*Written request*:
Transcribe the data in full and exactly, omitting any pictures.

*Record set*:
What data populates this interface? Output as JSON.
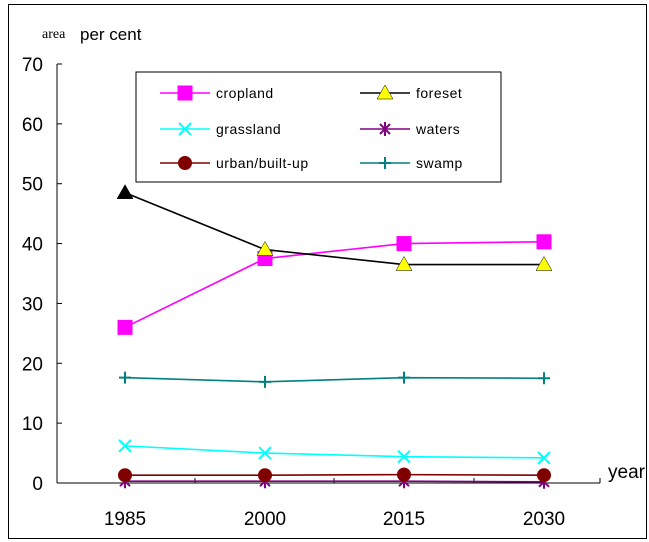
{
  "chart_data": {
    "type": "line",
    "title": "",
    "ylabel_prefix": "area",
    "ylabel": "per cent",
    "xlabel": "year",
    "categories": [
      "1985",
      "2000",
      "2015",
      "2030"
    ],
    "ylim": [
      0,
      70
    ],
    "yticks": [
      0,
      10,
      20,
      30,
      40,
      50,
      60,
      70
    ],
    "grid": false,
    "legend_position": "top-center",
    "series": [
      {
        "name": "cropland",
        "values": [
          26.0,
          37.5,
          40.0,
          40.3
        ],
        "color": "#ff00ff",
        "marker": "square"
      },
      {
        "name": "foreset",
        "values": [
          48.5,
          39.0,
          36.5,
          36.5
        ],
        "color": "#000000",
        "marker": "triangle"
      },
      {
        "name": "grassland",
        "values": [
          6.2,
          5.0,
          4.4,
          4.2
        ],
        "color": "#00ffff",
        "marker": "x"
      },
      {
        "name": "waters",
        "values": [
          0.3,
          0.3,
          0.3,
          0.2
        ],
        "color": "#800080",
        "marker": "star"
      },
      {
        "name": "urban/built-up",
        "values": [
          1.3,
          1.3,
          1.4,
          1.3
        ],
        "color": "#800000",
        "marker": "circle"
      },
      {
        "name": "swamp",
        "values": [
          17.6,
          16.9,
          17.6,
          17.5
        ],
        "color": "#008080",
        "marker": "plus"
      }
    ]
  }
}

*Task answer*:
What data populates this interface? Output as JSON.
{
  "chart_data": {
    "type": "line",
    "title": "",
    "ylabel_prefix": "area",
    "ylabel": "per cent",
    "xlabel": "year",
    "categories": [
      "1985",
      "2000",
      "2015",
      "2030"
    ],
    "ylim": [
      0,
      70
    ],
    "yticks": [
      0,
      10,
      20,
      30,
      40,
      50,
      60,
      70
    ],
    "grid": false,
    "legend_position": "top-center",
    "series": [
      {
        "name": "cropland",
        "values": [
          26.0,
          37.5,
          40.0,
          40.3
        ],
        "color": "#ff00ff",
        "marker": "square"
      },
      {
        "name": "foreset",
        "values": [
          48.5,
          39.0,
          36.5,
          36.5
        ],
        "color": "#000000",
        "marker": "triangle"
      },
      {
        "name": "grassland",
        "values": [
          6.2,
          5.0,
          4.4,
          4.2
        ],
        "color": "#00ffff",
        "marker": "x"
      },
      {
        "name": "waters",
        "values": [
          0.3,
          0.3,
          0.3,
          0.2
        ],
        "color": "#800080",
        "marker": "star"
      },
      {
        "name": "urban/built-up",
        "values": [
          1.3,
          1.3,
          1.4,
          1.3
        ],
        "color": "#800000",
        "marker": "circle"
      },
      {
        "name": "swamp",
        "values": [
          17.6,
          16.9,
          17.6,
          17.5
        ],
        "color": "#008080",
        "marker": "plus"
      }
    ]
  }
}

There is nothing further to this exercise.